Task goal:
Pick out each line containing the string "label" and copy it.

****************

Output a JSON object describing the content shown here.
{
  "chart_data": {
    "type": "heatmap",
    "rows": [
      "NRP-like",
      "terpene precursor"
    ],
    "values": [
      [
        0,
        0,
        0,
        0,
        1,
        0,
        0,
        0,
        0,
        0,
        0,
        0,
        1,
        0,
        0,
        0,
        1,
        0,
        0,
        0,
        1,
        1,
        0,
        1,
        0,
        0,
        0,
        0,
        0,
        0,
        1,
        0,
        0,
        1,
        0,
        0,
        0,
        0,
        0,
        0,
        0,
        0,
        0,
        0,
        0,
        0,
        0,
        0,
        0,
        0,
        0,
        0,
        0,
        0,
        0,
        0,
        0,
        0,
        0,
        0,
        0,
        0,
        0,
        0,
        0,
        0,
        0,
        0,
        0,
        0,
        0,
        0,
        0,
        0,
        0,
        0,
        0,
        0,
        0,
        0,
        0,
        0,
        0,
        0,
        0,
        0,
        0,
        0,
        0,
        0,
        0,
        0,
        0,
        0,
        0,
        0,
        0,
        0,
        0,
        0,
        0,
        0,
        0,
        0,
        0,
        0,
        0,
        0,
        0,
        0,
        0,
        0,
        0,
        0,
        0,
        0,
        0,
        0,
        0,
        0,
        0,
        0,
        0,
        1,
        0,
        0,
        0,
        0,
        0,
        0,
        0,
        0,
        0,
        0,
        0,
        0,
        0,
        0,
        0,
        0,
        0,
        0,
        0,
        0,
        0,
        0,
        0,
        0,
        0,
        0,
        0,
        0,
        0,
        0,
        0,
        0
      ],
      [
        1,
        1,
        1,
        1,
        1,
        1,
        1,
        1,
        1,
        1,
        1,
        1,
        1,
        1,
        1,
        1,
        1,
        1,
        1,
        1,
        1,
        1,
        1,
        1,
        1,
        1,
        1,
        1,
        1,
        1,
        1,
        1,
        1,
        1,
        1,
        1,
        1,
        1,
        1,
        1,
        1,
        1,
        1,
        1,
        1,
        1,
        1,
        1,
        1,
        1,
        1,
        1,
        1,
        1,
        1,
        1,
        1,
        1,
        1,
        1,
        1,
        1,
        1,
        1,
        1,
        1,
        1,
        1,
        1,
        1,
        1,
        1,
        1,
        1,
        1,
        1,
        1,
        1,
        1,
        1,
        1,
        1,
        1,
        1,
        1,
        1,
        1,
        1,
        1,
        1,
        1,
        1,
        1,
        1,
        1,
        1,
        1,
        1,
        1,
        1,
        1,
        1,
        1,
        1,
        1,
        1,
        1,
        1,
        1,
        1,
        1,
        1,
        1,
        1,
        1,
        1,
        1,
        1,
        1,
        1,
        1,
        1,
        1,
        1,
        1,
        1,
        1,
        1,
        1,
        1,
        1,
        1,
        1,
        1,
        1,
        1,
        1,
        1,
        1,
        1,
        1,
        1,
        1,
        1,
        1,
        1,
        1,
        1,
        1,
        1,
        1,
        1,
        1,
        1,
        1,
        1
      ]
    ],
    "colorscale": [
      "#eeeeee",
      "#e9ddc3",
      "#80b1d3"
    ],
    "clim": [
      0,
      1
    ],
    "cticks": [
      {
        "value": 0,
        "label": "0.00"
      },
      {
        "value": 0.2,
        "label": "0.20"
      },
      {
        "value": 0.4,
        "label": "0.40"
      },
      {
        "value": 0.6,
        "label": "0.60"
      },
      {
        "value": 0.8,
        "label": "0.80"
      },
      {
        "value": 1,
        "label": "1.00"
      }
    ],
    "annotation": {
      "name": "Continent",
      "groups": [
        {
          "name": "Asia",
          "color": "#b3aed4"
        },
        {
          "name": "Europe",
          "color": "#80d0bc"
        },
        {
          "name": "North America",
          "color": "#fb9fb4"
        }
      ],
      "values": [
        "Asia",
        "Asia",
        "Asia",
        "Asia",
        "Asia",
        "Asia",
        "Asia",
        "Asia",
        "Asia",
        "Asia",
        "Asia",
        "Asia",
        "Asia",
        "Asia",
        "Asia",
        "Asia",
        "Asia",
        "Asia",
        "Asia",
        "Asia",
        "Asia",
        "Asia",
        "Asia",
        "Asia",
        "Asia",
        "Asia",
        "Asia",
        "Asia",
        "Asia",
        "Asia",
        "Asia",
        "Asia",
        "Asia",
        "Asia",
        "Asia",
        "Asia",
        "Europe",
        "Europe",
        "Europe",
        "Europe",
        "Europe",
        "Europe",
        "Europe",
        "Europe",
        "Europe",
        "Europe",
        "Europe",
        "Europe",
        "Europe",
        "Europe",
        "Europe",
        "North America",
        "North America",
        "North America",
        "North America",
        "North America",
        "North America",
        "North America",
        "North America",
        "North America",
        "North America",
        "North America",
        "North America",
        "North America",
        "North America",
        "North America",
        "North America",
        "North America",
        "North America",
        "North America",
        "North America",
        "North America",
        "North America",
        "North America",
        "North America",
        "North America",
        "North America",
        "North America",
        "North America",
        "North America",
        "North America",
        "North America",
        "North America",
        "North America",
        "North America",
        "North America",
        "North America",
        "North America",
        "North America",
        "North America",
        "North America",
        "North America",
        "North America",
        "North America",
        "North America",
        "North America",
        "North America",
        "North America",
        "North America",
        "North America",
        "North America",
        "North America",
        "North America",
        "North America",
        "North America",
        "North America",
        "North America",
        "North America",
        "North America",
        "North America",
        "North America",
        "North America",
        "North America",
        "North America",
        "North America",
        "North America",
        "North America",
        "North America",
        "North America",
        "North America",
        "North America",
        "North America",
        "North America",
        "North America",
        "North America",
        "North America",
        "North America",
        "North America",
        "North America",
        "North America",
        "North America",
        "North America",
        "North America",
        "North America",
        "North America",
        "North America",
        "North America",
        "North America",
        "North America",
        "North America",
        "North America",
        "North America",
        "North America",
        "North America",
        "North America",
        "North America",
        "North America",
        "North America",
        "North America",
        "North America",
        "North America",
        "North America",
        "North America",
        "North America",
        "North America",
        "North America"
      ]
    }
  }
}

****************

Task solution:
        "label": "0.00"
        "label": "0.20"
        "label": "0.40"
        "label": "0.60"
        "label": "0.80"
        "label": "1.00"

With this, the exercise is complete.